**Your task:** Every line below should be repeated exactly.
begin Data excerpts
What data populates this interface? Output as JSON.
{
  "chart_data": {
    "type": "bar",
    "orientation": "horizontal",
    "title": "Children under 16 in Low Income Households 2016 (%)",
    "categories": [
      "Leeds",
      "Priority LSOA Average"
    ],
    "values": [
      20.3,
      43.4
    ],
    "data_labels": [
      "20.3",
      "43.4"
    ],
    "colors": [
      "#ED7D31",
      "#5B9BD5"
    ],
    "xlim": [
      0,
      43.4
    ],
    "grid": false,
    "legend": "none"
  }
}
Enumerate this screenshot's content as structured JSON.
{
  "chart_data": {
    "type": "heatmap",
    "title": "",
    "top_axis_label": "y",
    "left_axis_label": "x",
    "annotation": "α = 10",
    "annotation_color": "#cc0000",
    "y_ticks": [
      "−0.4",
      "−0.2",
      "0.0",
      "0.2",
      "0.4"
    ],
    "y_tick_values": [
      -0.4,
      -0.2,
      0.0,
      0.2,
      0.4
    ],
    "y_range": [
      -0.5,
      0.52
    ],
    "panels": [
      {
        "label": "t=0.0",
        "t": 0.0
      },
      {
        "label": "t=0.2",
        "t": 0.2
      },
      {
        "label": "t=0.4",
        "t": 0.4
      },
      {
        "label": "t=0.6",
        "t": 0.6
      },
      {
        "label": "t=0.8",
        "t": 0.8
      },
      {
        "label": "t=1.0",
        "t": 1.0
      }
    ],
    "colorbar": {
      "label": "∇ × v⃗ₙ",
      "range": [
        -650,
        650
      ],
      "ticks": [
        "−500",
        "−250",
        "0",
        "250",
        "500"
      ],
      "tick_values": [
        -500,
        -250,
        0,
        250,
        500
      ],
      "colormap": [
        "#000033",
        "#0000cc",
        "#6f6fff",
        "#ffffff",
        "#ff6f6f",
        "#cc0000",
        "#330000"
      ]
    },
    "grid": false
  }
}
end Data excerpts
**Result for this task:**
What data populates this interface? Output as JSON.
{
  "chart_data": {
    "type": "bar",
    "orientation": "horizontal",
    "title": "Children under 16 in Low Income Households 2016 (%)",
    "categories": [
      "Leeds",
      "Priority LSOA Average"
    ],
    "values": [
      20.3,
      43.4
    ],
    "data_labels": [
      "20.3",
      "43.4"
    ],
    "colors": [
      "#ED7D31",
      "#5B9BD5"
    ],
    "xlim": [
      0,
      43.4
    ],
    "grid": false,
    "legend": "none"
  }
}
Enumerate this screenshot's content as structured JSON.
{
  "chart_data": {
    "type": "heatmap",
    "title": "",
    "top_axis_label": "y",
    "left_axis_label": "x",
    "annotation": "α = 10",
    "annotation_color": "#cc0000",
    "y_ticks": [
      "−0.4",
      "−0.2",
      "0.0",
      "0.2",
      "0.4"
    ],
    "y_tick_values": [
      -0.4,
      -0.2,
      0.0,
      0.2,
      0.4
    ],
    "y_range": [
      -0.5,
      0.52
    ],
    "panels": [
      {
        "label": "t=0.0",
        "t": 0.0
      },
      {
        "label": "t=0.2",
        "t": 0.2
      },
      {
        "label": "t=0.4",
        "t": 0.4
      },
      {
        "label": "t=0.6",
        "t": 0.6
      },
      {
        "label": "t=0.8",
        "t": 0.8
      },
      {
        "label": "t=1.0",
        "t": 1.0
      }
    ],
    "colorbar": {
      "label": "∇ × v⃗ₙ",
      "range": [
        -650,
        650
      ],
      "ticks": [
        "−500",
        "−250",
        "0",
        "250",
        "500"
      ],
      "tick_values": [
        -500,
        -250,
        0,
        250,
        500
      ],
      "colormap": [
        "#000033",
        "#0000cc",
        "#6f6fff",
        "#ffffff",
        "#ff6f6f",
        "#cc0000",
        "#330000"
      ]
    },
    "grid": false
  }
}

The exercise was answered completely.